> Extracted records
************

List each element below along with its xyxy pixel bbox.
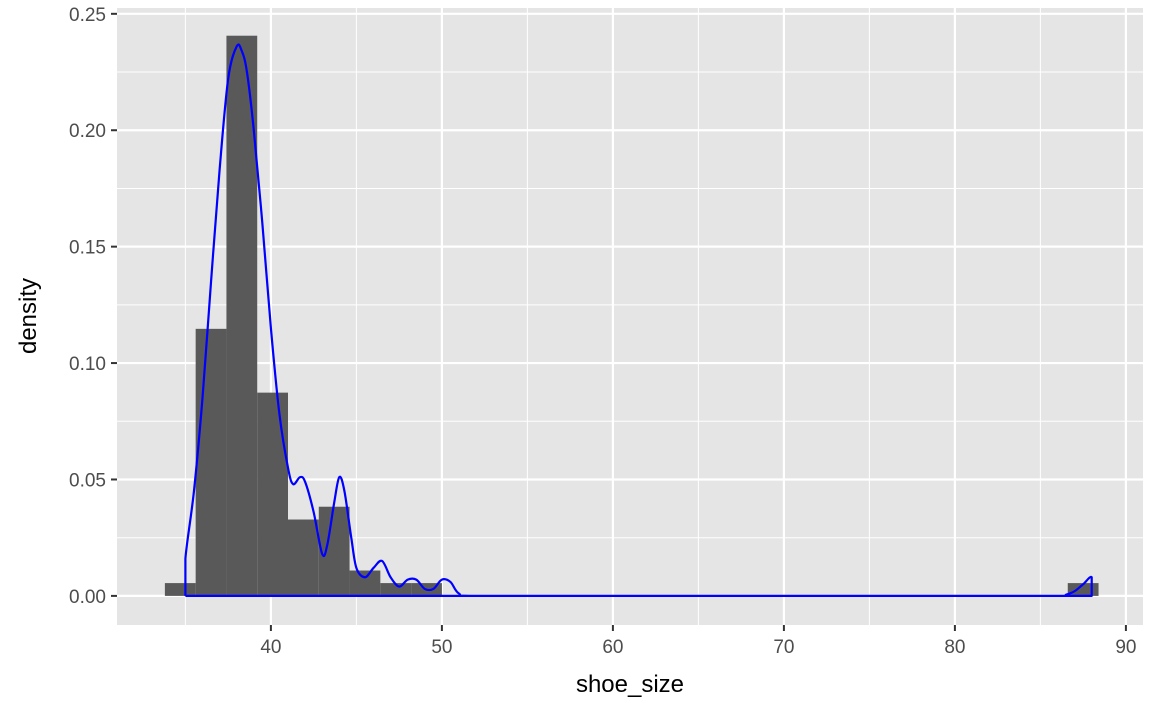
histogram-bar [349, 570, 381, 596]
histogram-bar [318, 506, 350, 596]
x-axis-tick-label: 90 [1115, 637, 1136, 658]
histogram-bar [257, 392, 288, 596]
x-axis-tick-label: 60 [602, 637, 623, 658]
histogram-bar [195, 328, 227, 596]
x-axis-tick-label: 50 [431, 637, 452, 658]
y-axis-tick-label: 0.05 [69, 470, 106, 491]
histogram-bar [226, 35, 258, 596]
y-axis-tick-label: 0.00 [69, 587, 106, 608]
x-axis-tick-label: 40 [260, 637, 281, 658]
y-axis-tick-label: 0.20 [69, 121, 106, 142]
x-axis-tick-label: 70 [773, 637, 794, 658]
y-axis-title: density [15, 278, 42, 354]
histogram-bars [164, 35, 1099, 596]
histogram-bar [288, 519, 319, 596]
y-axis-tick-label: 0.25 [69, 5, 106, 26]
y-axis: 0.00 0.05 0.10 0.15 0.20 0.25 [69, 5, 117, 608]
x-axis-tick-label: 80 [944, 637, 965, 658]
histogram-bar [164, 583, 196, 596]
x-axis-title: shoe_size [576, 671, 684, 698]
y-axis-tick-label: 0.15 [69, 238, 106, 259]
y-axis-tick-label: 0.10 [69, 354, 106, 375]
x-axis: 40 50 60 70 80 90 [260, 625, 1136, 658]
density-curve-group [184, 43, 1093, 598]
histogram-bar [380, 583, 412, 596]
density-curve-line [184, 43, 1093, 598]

************

> What you are asked to do
Copy the data word for word, from the line with "histogram-bar [349, 570, 381, 596]" to the line with "x-axis-tick-label: 70 [773, 637, 794, 658]", both included.

> Finished task
histogram-bar [349, 570, 381, 596]
histogram-bar [318, 506, 350, 596]
x-axis-tick-label: 90 [1115, 637, 1136, 658]
histogram-bar [257, 392, 288, 596]
x-axis-tick-label: 60 [602, 637, 623, 658]
histogram-bar [195, 328, 227, 596]
x-axis-tick-label: 50 [431, 637, 452, 658]
y-axis-tick-label: 0.05 [69, 470, 106, 491]
histogram-bar [226, 35, 258, 596]
y-axis-tick-label: 0.00 [69, 587, 106, 608]
x-axis-tick-label: 40 [260, 637, 281, 658]
y-axis-tick-label: 0.20 [69, 121, 106, 142]
x-axis-tick-label: 70 [773, 637, 794, 658]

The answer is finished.